What you have to do: Return the data exactly, with all pictures removed.

Information provided:
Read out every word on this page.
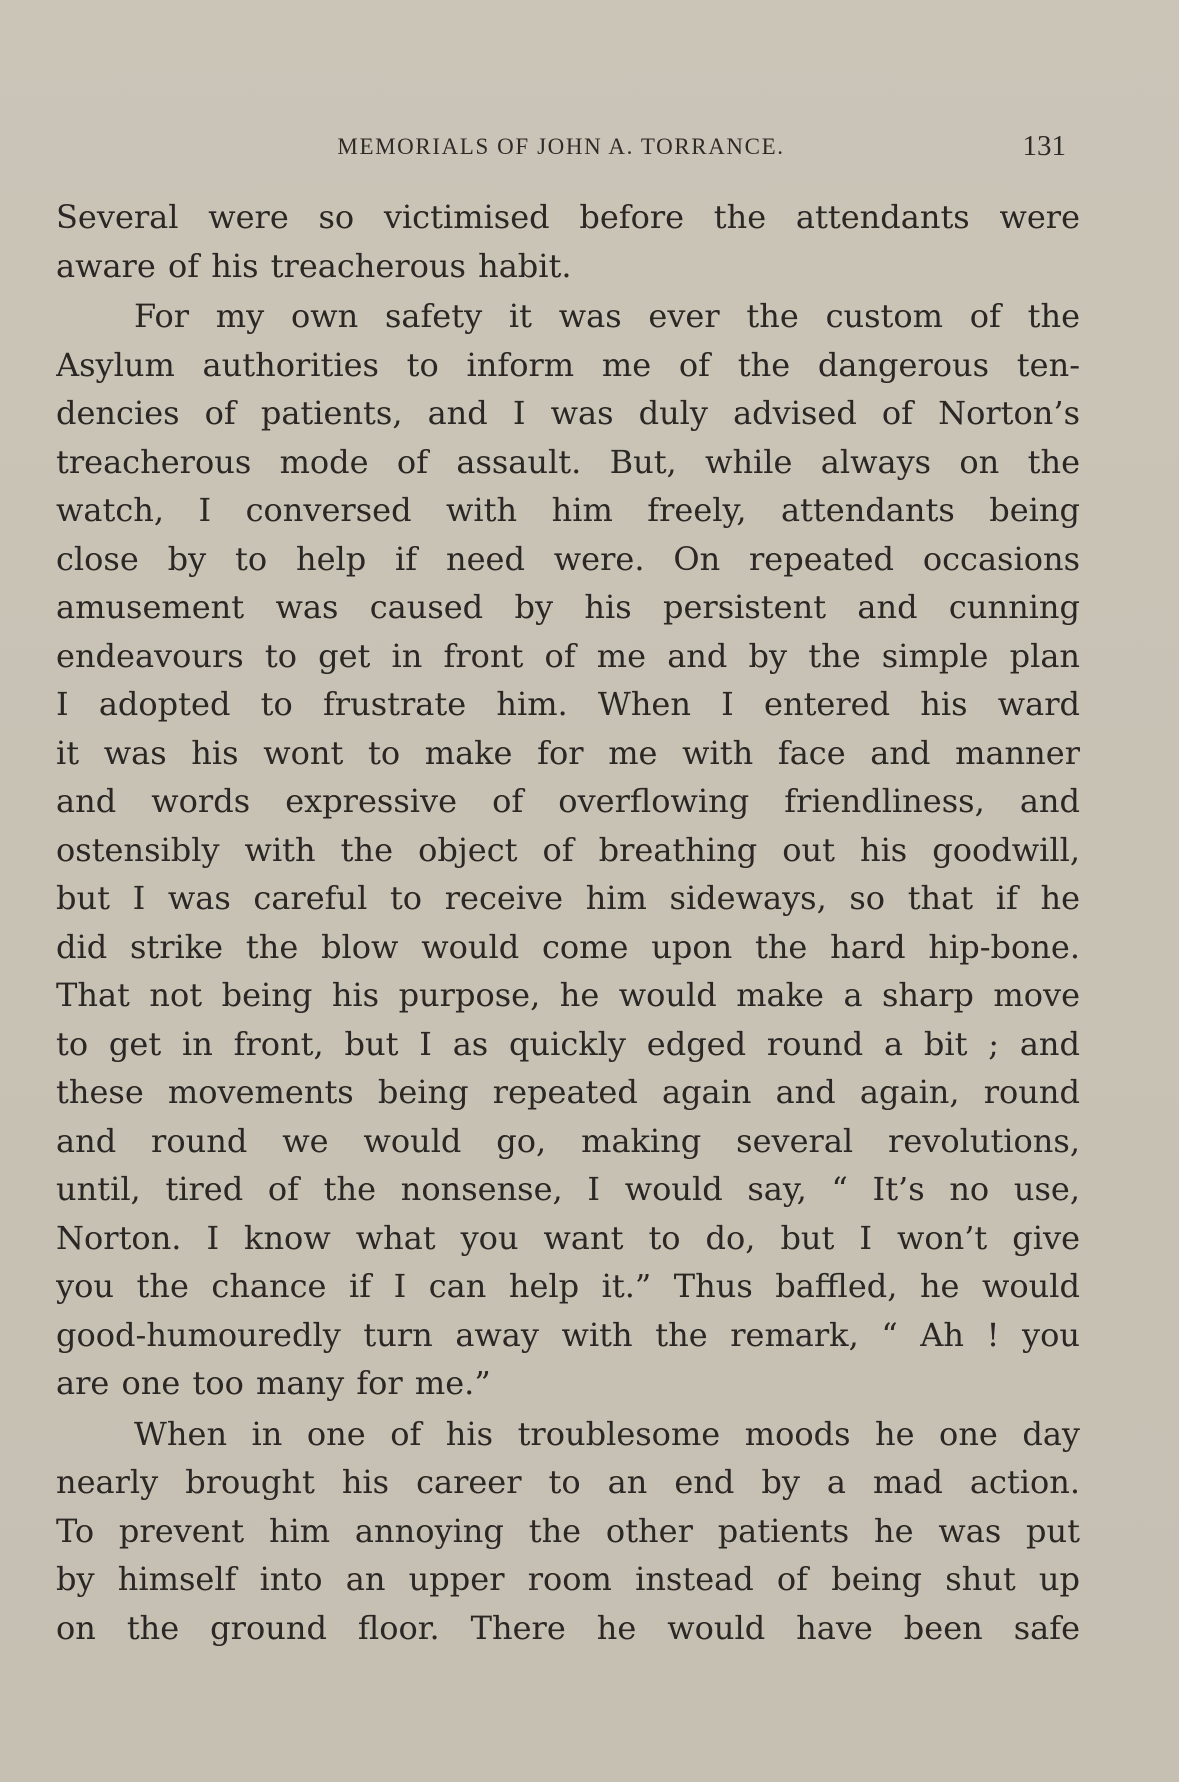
MEMORIALS OF JOHN A. TORRANCE.	131
Several were so victimised before the attendants were
aware of his treacherous habit.
For my own safety it was ever the custom of the
Asylum authorities to inform me of the dangerous ten-
dencies of patients, and I was duly advised of Norton’s
treacherous mode of assault. But, while always on the
watch, I conversed with him freely, attendants being
close by to help if need were. On repeated occasions
amusement was caused by his persistent and cunning
endeavours to get in front of me and by the simple plan
I adopted to frustrate him. When I entered his ward
it was his wont to make for me with face and manner
and words expressive of overflowing friendliness, and
ostensibly with the object of breathing out his goodwill,
but I was careful to receive him sideways, so that if he
did strike the blow would come upon the hard hip-bone.
That not being his purpose, he would make a sharp move
to get in front, but I as quickly edged round a bit ; and
these movements being repeated again and again, round
and round we would go, making several revolutions,
until, tired of the nonsense, I would say, “ It’s no use,
Norton. I know what you want to do, but I won’t give
you the chance if I can help it.” Thus baffled, he would
good-humouredly turn away with the remark, “ Ah ! you
are one too many for me.”
When in one of his troublesome moods he one day
nearly brought his career to an end by a mad action.
To prevent him annoying the other patients he was put
by himself into an upper room instead of being shut up
on the ground floor. There he would have been safe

Exercise answer:
Read out every word on this page.
MEMORIALS OF JOHN A. TORRANCE.	131
Several were so victimised before the attendants were
aware of his treacherous habit.
For my own safety it was ever the custom of the
Asylum authorities to inform me of the dangerous ten-
dencies of patients, and I was duly advised of Norton’s
treacherous mode of assault. But, while always on the
watch, I conversed with him freely, attendants being
close by to help if need were. On repeated occasions
amusement was caused by his persistent and cunning
endeavours to get in front of me and by the simple plan
I adopted to frustrate him. When I entered his ward
it was his wont to make for me with face and manner
and words expressive of overflowing friendliness, and
ostensibly with the object of breathing out his goodwill,
but I was careful to receive him sideways, so that if he
did strike the blow would come upon the hard hip-bone.
That not being his purpose, he would make a sharp move
to get in front, but I as quickly edged round a bit ; and
these movements being repeated again and again, round
and round we would go, making several revolutions,
until, tired of the nonsense, I would say, “ It’s no use,
Norton. I know what you want to do, but I won’t give
you the chance if I can help it.” Thus baffled, he would
good-humouredly turn away with the remark, “ Ah ! you
are one too many for me.”
When in one of his troublesome moods he one day
nearly brought his career to an end by a mad action.
To prevent him annoying the other patients he was put
by himself into an upper room instead of being shut up
on the ground floor. There he would have been safe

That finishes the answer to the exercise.